Start of Records provided
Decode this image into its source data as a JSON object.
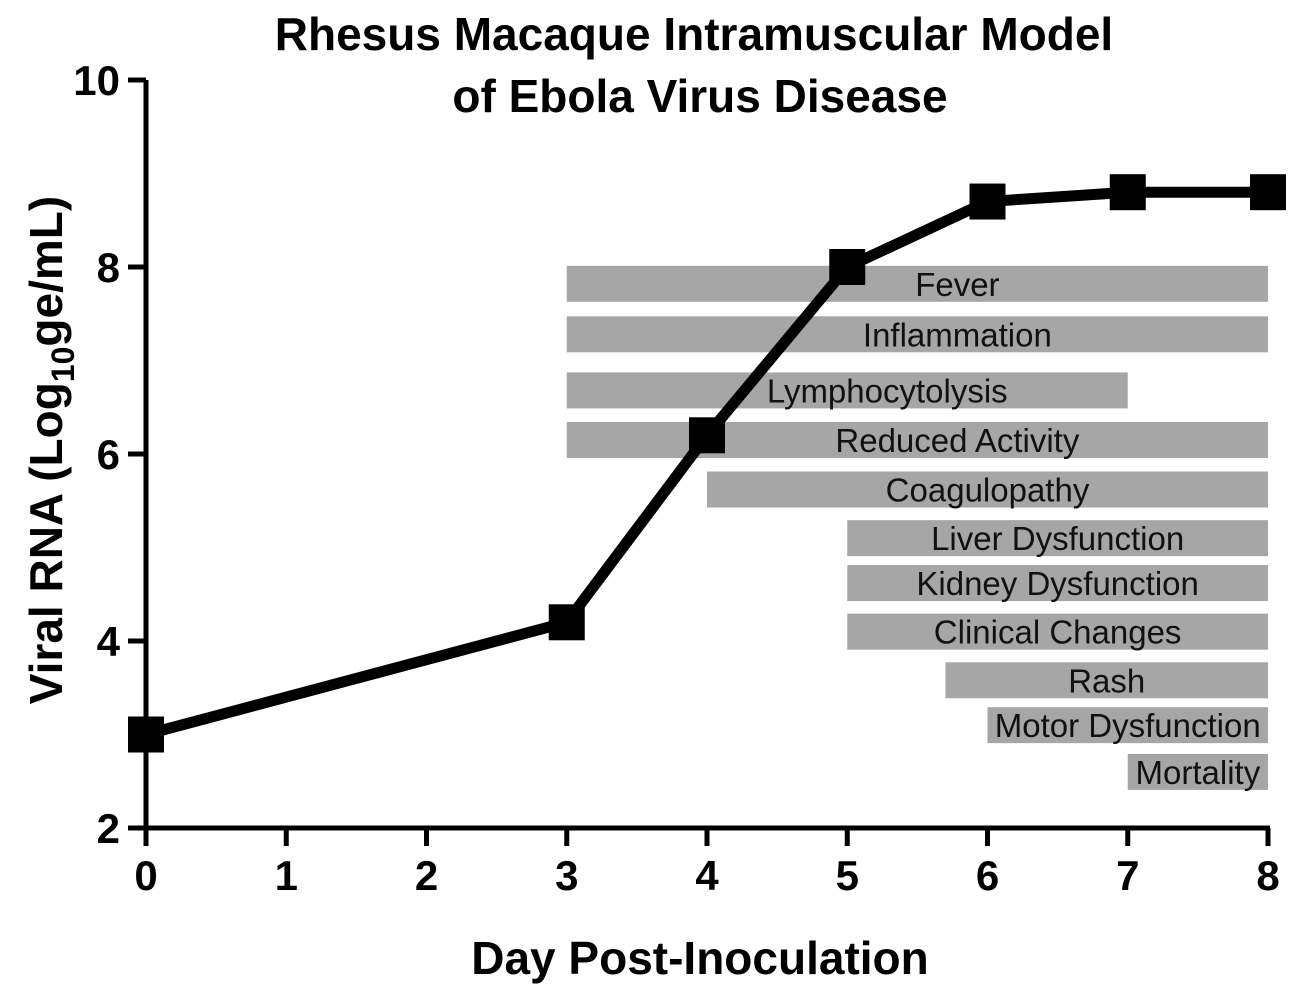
{
  "chart_data": {
    "type": "line",
    "title": [
      "Rhesus Macaque Intramuscular Model",
      "of Ebola Virus Disease"
    ],
    "xlabel": "Day Post-Inoculation",
    "ylabel": {
      "prefix": "Viral RNA  (Log",
      "subscript": "10",
      "suffix": "ge/mL)"
    },
    "xlim": [
      0,
      8
    ],
    "ylim": [
      2,
      10
    ],
    "xticks": [
      "0",
      "1",
      "2",
      "3",
      "4",
      "5",
      "6",
      "7",
      "8"
    ],
    "yticks": [
      "2",
      "4",
      "6",
      "8",
      "10"
    ],
    "series": [
      {
        "x": [
          0,
          3,
          4,
          5,
          6,
          7,
          8
        ],
        "y": [
          3.0,
          4.2,
          6.2,
          8.0,
          8.7,
          8.8,
          8.8
        ]
      }
    ],
    "bands": [
      {
        "label": "Fever",
        "start": 3.0,
        "end": 8.0,
        "y": 7.82
      },
      {
        "label": "Inflammation",
        "start": 3.0,
        "end": 8.0,
        "y": 7.28
      },
      {
        "label": "Lymphocytolysis",
        "start": 3.0,
        "end": 7.0,
        "y": 6.68
      },
      {
        "label": "Reduced Activity",
        "start": 3.0,
        "end": 8.0,
        "y": 6.15
      },
      {
        "label": "Coagulopathy",
        "start": 4.0,
        "end": 8.0,
        "y": 5.62
      },
      {
        "label": "Liver Dysfunction",
        "start": 5.0,
        "end": 8.0,
        "y": 5.1
      },
      {
        "label": "Kidney Dysfunction",
        "start": 5.0,
        "end": 8.0,
        "y": 4.62
      },
      {
        "label": "Clinical Changes",
        "start": 5.0,
        "end": 8.0,
        "y": 4.1
      },
      {
        "label": "Rash",
        "start": 5.7,
        "end": 8.0,
        "y": 3.58
      },
      {
        "label": "Motor Dysfunction",
        "start": 6.0,
        "end": 8.0,
        "y": 3.1
      },
      {
        "label": "Mortality",
        "start": 7.0,
        "end": 8.0,
        "y": 2.6
      }
    ],
    "colors": {
      "band": "#a6a6a6",
      "line": "#000000"
    },
    "grid": false
  }
}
End of Records provided
> [Work instruction] Show every line from the listing that contains "Dysfunction".

> [Written answer]
        "label": "Liver Dysfunction",
        "label": "Kidney Dysfunction",
        "label": "Motor Dysfunction",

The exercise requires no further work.